• Given text:
* * * * * * * * *

United Supermarkets, LLC
- Type: Subsidiary
- Industry: Retail
- Founded: 1916 (110 years ago)
- Headquarters: 7830 Orlando Avenue Lubbock, Texas, 79423, United States
- Number of locations: 99
- Area served: North Texas, West Texas, New Mexico
- Key people: Robert C. Taylor, Jr. (CEO) Robert Snell (chairman)
- Products: Bakery, dairy, deli, frozen foods, general grocery, meat, pharmacy, produce, seafood, snacks, beer and wine
- Revenue: $1.5 (est.) billion USD
- Number of employees: 18,000+ (2020)
- Parent: Albertsons (2014–present)
- Website: www.unitedsupermarkets.com

= United Supermarkets =

American supermarket chain owned by Albertsons Companies, Inc

United Supermarkets, LLC, d.b.a. The United Family is an American supermarket chain. With headquarters in Lubbock, Texas, its roots go back to 1916, when H.D. Snell opened his first United Cash Store in Sayre, Oklahoma. The chain has grown to include 99 grocery stores in 54 cities and over 10,000 workers. In 2014 it became a wholly owned subsidiary of Albertsons.

==History==
United Supermarkets has 99 grocery stores located in Texas and New Mexico and also operates 41 convenience stores as of April 2025. While it shares the same name as United Supermarkets based in Oklahoma (owned by Homeland), it technically does business as The United Family to differentiate from the Oklahoma chain, as they are separate grocery entities.

* * * * * * * * *

• Stored data:
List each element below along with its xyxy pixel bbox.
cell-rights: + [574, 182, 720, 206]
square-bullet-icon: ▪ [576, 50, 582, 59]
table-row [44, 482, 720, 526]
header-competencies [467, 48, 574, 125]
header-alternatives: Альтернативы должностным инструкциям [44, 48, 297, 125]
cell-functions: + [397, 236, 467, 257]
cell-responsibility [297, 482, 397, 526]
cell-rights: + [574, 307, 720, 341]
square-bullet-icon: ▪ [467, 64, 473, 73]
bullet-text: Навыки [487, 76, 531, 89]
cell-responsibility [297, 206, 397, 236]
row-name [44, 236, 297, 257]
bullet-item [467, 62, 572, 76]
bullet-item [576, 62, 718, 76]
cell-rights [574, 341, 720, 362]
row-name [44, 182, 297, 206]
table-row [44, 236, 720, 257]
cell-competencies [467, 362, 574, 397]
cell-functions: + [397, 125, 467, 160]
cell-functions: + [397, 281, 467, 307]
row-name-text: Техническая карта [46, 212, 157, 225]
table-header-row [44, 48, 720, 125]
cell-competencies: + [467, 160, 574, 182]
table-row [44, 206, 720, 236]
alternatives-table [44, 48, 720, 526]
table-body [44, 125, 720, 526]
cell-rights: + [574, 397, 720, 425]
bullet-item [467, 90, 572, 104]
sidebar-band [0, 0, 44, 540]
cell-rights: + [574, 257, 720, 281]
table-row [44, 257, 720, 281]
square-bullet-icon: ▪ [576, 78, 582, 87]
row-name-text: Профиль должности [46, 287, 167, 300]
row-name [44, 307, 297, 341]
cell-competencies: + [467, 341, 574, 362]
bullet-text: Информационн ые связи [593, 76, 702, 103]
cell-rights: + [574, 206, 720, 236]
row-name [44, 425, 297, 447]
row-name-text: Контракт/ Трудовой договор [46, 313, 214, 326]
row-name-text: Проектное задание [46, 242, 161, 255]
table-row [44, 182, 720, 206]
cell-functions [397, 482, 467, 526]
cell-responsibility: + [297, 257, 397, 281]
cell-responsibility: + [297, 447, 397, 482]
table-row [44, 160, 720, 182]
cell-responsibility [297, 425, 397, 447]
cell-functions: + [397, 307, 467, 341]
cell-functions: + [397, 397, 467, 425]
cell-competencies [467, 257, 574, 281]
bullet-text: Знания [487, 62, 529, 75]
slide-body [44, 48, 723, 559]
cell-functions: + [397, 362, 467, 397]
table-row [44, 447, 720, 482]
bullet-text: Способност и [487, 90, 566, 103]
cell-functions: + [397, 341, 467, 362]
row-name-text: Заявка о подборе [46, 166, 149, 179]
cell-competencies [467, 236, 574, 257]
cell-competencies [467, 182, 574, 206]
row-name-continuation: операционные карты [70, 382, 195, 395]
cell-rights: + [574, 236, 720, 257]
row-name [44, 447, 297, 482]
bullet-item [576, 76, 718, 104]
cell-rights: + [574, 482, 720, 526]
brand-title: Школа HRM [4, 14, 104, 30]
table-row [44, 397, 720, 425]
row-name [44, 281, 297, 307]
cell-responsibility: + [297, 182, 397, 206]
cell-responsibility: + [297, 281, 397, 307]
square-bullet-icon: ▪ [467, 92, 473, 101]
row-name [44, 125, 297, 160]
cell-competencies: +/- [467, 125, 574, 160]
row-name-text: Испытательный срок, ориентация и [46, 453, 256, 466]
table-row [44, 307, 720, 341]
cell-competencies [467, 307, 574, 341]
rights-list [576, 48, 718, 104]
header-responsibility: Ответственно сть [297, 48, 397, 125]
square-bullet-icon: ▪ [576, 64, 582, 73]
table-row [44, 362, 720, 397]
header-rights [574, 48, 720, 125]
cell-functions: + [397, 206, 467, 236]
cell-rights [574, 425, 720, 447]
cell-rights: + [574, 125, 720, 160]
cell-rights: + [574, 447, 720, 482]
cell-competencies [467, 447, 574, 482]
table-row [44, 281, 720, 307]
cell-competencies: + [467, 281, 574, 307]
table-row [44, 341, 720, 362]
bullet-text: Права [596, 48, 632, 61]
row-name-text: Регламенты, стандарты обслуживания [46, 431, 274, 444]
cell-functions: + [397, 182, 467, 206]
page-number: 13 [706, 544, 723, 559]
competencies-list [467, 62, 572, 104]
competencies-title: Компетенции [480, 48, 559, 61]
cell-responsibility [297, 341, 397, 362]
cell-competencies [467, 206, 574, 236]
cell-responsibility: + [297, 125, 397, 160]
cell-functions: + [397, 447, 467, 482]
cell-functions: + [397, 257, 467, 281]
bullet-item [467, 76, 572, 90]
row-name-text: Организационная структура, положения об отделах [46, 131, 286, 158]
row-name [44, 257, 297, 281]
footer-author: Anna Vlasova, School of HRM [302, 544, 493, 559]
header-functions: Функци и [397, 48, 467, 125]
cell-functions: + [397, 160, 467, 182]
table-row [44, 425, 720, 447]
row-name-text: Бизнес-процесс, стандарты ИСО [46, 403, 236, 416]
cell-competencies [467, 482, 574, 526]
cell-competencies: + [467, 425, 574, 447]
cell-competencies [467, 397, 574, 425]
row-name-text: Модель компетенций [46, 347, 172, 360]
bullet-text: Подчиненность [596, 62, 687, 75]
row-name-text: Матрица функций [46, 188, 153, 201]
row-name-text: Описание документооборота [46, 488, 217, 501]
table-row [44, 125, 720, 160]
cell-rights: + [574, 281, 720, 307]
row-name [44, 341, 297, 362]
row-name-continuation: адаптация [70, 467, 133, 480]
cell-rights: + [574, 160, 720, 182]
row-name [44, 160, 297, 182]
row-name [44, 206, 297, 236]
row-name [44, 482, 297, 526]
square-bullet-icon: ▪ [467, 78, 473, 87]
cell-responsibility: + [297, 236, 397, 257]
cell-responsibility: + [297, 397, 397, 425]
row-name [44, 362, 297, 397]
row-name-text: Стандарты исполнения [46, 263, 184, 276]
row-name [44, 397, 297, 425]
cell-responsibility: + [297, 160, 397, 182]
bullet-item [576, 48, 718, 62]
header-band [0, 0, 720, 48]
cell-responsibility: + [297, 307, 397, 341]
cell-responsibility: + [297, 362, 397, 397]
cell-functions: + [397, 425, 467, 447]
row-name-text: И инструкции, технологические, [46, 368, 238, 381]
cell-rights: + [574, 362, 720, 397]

* * * * * * * * *

• Required tasks:
- 1) In the United Supermarkets text, rewrite the paragraph that begins "United Supermarkets, LLC, d.b.a. The United Family" as a short list. Keep its main facts.
- 2) According to the United Supermarkets text, in what town did H.D. Snell open his first United Cash Store?
- 3) Do these statements agree with the United Supermarkets text? Answer yes or no for each, and quote the words from the text that decide it.
(a) The chain operated 41 convenience stores as of April 2025.
(b) The United Supermarkets chain based in Oklahoma is owned by Albertsons.
(c) The chain's headquarters are in Lubbock, Texas.

• Answers for the tasks:
- 1)
- United Supermarkets, LLC, doing business as The United Family, is an American supermarket chain.
- Its headquarters are in Lubbock, Texas.
- It began in 1916, when H.D. Snell opened his first United Cash Store in Sayre, Oklahoma.
- It now has 99 grocery stores in 54 cities and over 10,000 workers.
- It has been a wholly owned subsidiary of Albertsons since 2014.

- 2) Sayre, Oklahoma.

- 3)
(a) Yes: "also operates 41 convenience stores as of April 2025"
(b) No: "United Supermarkets based in Oklahoma (owned by Homeland)"
(c) Yes: "With headquarters in Lubbock, Texas"